Records contained in a dataset:
————

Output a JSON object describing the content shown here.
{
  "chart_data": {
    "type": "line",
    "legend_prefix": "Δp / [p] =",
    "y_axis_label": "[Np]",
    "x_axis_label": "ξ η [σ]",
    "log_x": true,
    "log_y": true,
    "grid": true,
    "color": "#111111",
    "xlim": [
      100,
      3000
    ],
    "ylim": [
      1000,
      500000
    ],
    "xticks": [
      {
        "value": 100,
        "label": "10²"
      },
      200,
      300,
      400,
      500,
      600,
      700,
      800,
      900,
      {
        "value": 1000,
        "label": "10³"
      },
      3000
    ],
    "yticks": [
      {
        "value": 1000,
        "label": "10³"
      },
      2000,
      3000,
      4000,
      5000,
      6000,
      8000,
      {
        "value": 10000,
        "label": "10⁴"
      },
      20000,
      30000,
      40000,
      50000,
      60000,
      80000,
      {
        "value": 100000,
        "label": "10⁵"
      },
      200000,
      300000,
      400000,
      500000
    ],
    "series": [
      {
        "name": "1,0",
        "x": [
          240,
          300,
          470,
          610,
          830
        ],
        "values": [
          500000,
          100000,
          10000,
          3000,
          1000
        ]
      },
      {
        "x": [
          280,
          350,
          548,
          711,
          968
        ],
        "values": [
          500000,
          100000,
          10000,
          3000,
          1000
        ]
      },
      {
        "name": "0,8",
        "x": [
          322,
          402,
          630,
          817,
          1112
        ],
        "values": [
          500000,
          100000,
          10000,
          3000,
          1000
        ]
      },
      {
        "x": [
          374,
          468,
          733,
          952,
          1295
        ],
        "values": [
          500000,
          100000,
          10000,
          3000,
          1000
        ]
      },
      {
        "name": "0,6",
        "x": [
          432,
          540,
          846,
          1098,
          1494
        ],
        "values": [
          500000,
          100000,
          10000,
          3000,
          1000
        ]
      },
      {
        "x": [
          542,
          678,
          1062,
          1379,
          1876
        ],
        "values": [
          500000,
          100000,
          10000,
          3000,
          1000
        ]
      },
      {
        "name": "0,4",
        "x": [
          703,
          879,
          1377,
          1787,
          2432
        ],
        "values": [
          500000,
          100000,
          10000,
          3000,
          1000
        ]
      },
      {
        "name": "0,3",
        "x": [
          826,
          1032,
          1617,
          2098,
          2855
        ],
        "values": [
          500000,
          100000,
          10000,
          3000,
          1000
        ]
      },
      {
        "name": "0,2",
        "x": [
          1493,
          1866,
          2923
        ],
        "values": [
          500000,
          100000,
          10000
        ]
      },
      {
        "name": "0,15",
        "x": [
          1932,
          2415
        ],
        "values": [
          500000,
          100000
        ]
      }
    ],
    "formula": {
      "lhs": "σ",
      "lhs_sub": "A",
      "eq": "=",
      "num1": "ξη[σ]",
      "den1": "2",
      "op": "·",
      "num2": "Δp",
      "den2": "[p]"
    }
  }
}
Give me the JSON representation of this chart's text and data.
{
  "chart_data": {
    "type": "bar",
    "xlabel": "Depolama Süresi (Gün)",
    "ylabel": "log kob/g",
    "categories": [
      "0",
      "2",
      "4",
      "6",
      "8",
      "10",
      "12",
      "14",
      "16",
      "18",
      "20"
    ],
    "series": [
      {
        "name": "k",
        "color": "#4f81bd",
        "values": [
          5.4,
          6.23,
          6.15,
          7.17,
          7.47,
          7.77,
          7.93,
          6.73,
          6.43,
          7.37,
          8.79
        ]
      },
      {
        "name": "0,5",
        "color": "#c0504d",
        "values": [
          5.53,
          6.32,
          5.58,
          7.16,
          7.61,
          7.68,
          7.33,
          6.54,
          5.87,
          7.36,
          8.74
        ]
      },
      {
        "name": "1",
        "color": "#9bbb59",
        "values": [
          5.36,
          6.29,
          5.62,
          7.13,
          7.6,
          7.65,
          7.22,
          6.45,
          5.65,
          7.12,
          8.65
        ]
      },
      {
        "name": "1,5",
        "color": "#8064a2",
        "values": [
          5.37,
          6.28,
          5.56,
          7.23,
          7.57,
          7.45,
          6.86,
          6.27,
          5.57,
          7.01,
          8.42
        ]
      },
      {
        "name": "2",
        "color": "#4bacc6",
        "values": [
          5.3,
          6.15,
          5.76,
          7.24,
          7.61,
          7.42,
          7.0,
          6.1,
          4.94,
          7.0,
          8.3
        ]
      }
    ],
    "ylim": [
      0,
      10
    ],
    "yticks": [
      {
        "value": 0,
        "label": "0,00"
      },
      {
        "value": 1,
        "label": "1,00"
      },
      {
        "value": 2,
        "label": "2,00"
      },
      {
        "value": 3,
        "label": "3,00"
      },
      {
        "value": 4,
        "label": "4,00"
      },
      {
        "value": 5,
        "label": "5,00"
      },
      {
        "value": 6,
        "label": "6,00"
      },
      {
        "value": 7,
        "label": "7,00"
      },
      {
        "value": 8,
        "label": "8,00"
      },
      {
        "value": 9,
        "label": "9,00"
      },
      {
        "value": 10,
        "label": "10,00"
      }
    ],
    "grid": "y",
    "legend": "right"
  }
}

————

- _THE EXERCISE_
Restate the whole listing exactly, leaving out nothing.

- _FULL RESPONSE_
Output a JSON object describing the content shown here.
{
  "chart_data": {
    "type": "line",
    "legend_prefix": "Δp / [p] =",
    "y_axis_label": "[Np]",
    "x_axis_label": "ξ η [σ]",
    "log_x": true,
    "log_y": true,
    "grid": true,
    "color": "#111111",
    "xlim": [
      100,
      3000
    ],
    "ylim": [
      1000,
      500000
    ],
    "xticks": [
      {
        "value": 100,
        "label": "10²"
      },
      200,
      300,
      400,
      500,
      600,
      700,
      800,
      900,
      {
        "value": 1000,
        "label": "10³"
      },
      3000
    ],
    "yticks": [
      {
        "value": 1000,
        "label": "10³"
      },
      2000,
      3000,
      4000,
      5000,
      6000,
      8000,
      {
        "value": 10000,
        "label": "10⁴"
      },
      20000,
      30000,
      40000,
      50000,
      60000,
      80000,
      {
        "value": 100000,
        "label": "10⁵"
      },
      200000,
      300000,
      400000,
      500000
    ],
    "series": [
      {
        "name": "1,0",
        "x": [
          240,
          300,
          470,
          610,
          830
        ],
        "values": [
          500000,
          100000,
          10000,
          3000,
          1000
        ]
      },
      {
        "x": [
          280,
          350,
          548,
          711,
          968
        ],
        "values": [
          500000,
          100000,
          10000,
          3000,
          1000
        ]
      },
      {
        "name": "0,8",
        "x": [
          322,
          402,
          630,
          817,
          1112
        ],
        "values": [
          500000,
          100000,
          10000,
          3000,
          1000
        ]
      },
      {
        "x": [
          374,
          468,
          733,
          952,
          1295
        ],
        "values": [
          500000,
          100000,
          10000,
          3000,
          1000
        ]
      },
      {
        "name": "0,6",
        "x": [
          432,
          540,
          846,
          1098,
          1494
        ],
        "values": [
          500000,
          100000,
          10000,
          3000,
          1000
        ]
      },
      {
        "x": [
          542,
          678,
          1062,
          1379,
          1876
        ],
        "values": [
          500000,
          100000,
          10000,
          3000,
          1000
        ]
      },
      {
        "name": "0,4",
        "x": [
          703,
          879,
          1377,
          1787,
          2432
        ],
        "values": [
          500000,
          100000,
          10000,
          3000,
          1000
        ]
      },
      {
        "name": "0,3",
        "x": [
          826,
          1032,
          1617,
          2098,
          2855
        ],
        "values": [
          500000,
          100000,
          10000,
          3000,
          1000
        ]
      },
      {
        "name": "0,2",
        "x": [
          1493,
          1866,
          2923
        ],
        "values": [
          500000,
          100000,
          10000
        ]
      },
      {
        "name": "0,15",
        "x": [
          1932,
          2415
        ],
        "values": [
          500000,
          100000
        ]
      }
    ],
    "formula": {
      "lhs": "σ",
      "lhs_sub": "A",
      "eq": "=",
      "num1": "ξη[σ]",
      "den1": "2",
      "op": "·",
      "num2": "Δp",
      "den2": "[p]"
    }
  }
}
Give me the JSON representation of this chart's text and data.
{
  "chart_data": {
    "type": "bar",
    "xlabel": "Depolama Süresi (Gün)",
    "ylabel": "log kob/g",
    "categories": [
      "0",
      "2",
      "4",
      "6",
      "8",
      "10",
      "12",
      "14",
      "16",
      "18",
      "20"
    ],
    "series": [
      {
        "name": "k",
        "color": "#4f81bd",
        "values": [
          5.4,
          6.23,
          6.15,
          7.17,
          7.47,
          7.77,
          7.93,
          6.73,
          6.43,
          7.37,
          8.79
        ]
      },
      {
        "name": "0,5",
        "color": "#c0504d",
        "values": [
          5.53,
          6.32,
          5.58,
          7.16,
          7.61,
          7.68,
          7.33,
          6.54,
          5.87,
          7.36,
          8.74
        ]
      },
      {
        "name": "1",
        "color": "#9bbb59",
        "values": [
          5.36,
          6.29,
          5.62,
          7.13,
          7.6,
          7.65,
          7.22,
          6.45,
          5.65,
          7.12,
          8.65
        ]
      },
      {
        "name": "1,5",
        "color": "#8064a2",
        "values": [
          5.37,
          6.28,
          5.56,
          7.23,
          7.57,
          7.45,
          6.86,
          6.27,
          5.57,
          7.01,
          8.42
        ]
      },
      {
        "name": "2",
        "color": "#4bacc6",
        "values": [
          5.3,
          6.15,
          5.76,
          7.24,
          7.61,
          7.42,
          7.0,
          6.1,
          4.94,
          7.0,
          8.3
        ]
      }
    ],
    "ylim": [
      0,
      10
    ],
    "yticks": [
      {
        "value": 0,
        "label": "0,00"
      },
      {
        "value": 1,
        "label": "1,00"
      },
      {
        "value": 2,
        "label": "2,00"
      },
      {
        "value": 3,
        "label": "3,00"
      },
      {
        "value": 4,
        "label": "4,00"
      },
      {
        "value": 5,
        "label": "5,00"
      },
      {
        "value": 6,
        "label": "6,00"
      },
      {
        "value": 7,
        "label": "7,00"
      },
      {
        "value": 8,
        "label": "8,00"
      },
      {
        "value": 9,
        "label": "9,00"
      },
      {
        "value": 10,
        "label": "10,00"
      }
    ],
    "grid": "y",
    "legend": "right"
  }
}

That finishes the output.